▶ **What the task requires**
Locate each line with the string "Materials" in the listing below and copy it.

▶ **Data extract**
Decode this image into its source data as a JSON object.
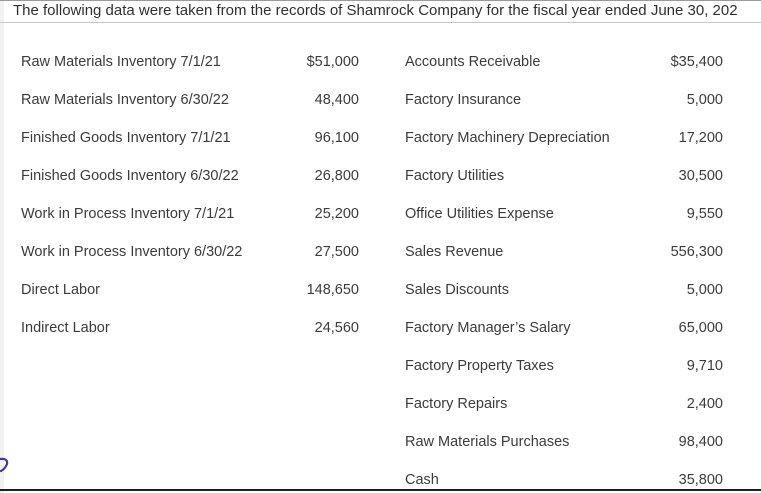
{
  "intro": "The following data were taken from the records of Shamrock Company for the fiscal year ended June 30, 202",
  "left_items": [
    {
      "label": "Raw Materials Inventory 7/1/21",
      "amount": "$51,000"
    },
    {
      "label": "Raw Materials Inventory 6/30/22",
      "amount": "48,400"
    },
    {
      "label": "Finished Goods Inventory 7/1/21",
      "amount": "96,100"
    },
    {
      "label": "Finished Goods Inventory 6/30/22",
      "amount": "26,800"
    },
    {
      "label": "Work in Process Inventory 7/1/21",
      "amount": "25,200"
    },
    {
      "label": "Work in Process Inventory 6/30/22",
      "amount": "27,500"
    },
    {
      "label": "Direct Labor",
      "amount": "148,650"
    },
    {
      "label": "Indirect Labor",
      "amount": "24,560"
    }
  ],
  "right_items": [
    {
      "label": "Accounts Receivable",
      "amount": "$35,400"
    },
    {
      "label": "Factory Insurance",
      "amount": "5,000"
    },
    {
      "label": "Factory Machinery Depreciation",
      "amount": "17,200"
    },
    {
      "label": "Factory Utilities",
      "amount": "30,500"
    },
    {
      "label": "Office Utilities Expense",
      "amount": "9,550"
    },
    {
      "label": "Sales Revenue",
      "amount": "556,300"
    },
    {
      "label": "Sales Discounts",
      "amount": "5,000"
    },
    {
      "label": "Factory Manager’s Salary",
      "amount": "65,000"
    },
    {
      "label": "Factory Property Taxes",
      "amount": "9,710"
    },
    {
      "label": "Factory Repairs",
      "amount": "2,400"
    },
    {
      "label": "Raw Materials Purchases",
      "amount": "98,400"
    },
    {
      "label": "Cash",
      "amount": "35,800"
    }
  ],
  "colors": {
    "text": "#3b3b3b",
    "rule": "#1e1e1e"
  },
  "icons": {
    "side_marker": "curved-arrow-icon"
  }
}
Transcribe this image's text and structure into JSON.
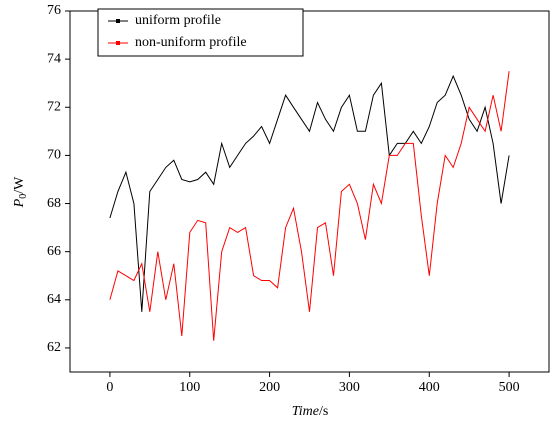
{
  "chart_data": {
    "type": "line",
    "x_label": {
      "text": "Time",
      "unit": "/s"
    },
    "y_label": {
      "symbol": "P",
      "subscript": "0",
      "unit": "/W"
    },
    "x": [
      0,
      10,
      20,
      30,
      40,
      50,
      60,
      70,
      80,
      90,
      100,
      110,
      120,
      130,
      140,
      150,
      160,
      170,
      180,
      190,
      200,
      210,
      220,
      230,
      240,
      250,
      260,
      270,
      280,
      290,
      300,
      310,
      320,
      330,
      340,
      350,
      360,
      370,
      380,
      390,
      400,
      410,
      420,
      430,
      440,
      450,
      460,
      470,
      480,
      490,
      500
    ],
    "series": [
      {
        "name": "uniform profile",
        "color": "#000000",
        "values": [
          67.4,
          68.5,
          69.3,
          68.0,
          63.5,
          68.5,
          69.0,
          69.5,
          69.8,
          69.0,
          68.9,
          69.0,
          69.3,
          68.8,
          70.5,
          69.5,
          70.0,
          70.5,
          70.8,
          71.2,
          70.5,
          71.5,
          72.5,
          72.0,
          71.5,
          71.0,
          72.2,
          71.5,
          71.0,
          72.0,
          72.5,
          71.0,
          71.0,
          72.5,
          73.0,
          70.0,
          70.5,
          70.5,
          71.0,
          70.5,
          71.2,
          72.2,
          72.5,
          73.3,
          72.5,
          71.5,
          71.0,
          72.0,
          70.5,
          68.0,
          70.0
        ]
      },
      {
        "name": "non-uniform profile",
        "color": "#ff0000",
        "values": [
          64.0,
          65.2,
          65.0,
          64.8,
          65.5,
          63.5,
          66.0,
          64.0,
          65.5,
          62.5,
          66.8,
          67.3,
          67.2,
          62.3,
          66.0,
          67.0,
          66.8,
          67.0,
          65.0,
          64.8,
          64.8,
          64.5,
          67.0,
          67.8,
          66.0,
          63.5,
          67.0,
          67.2,
          65.0,
          68.5,
          68.8,
          68.0,
          66.5,
          68.8,
          68.0,
          70.0,
          70.0,
          70.5,
          70.5,
          67.5,
          65.0,
          68.0,
          70.0,
          69.5,
          70.5,
          72.0,
          71.5,
          71.0,
          72.5,
          71.0,
          73.5
        ]
      }
    ],
    "xlim": [
      -50,
      550
    ],
    "xticks": [
      0,
      100,
      200,
      300,
      400,
      500
    ],
    "ylim": [
      61,
      76
    ],
    "yticks": [
      62,
      64,
      66,
      68,
      70,
      72,
      74,
      76
    ],
    "legend": "upper left",
    "grid": false
  }
}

▶ **Answer in full**
      "label": "Raw Materials Inventory 7/1/21",
      "label": "Raw Materials Inventory 6/30/22",
      "label": "Raw Materials Purchases",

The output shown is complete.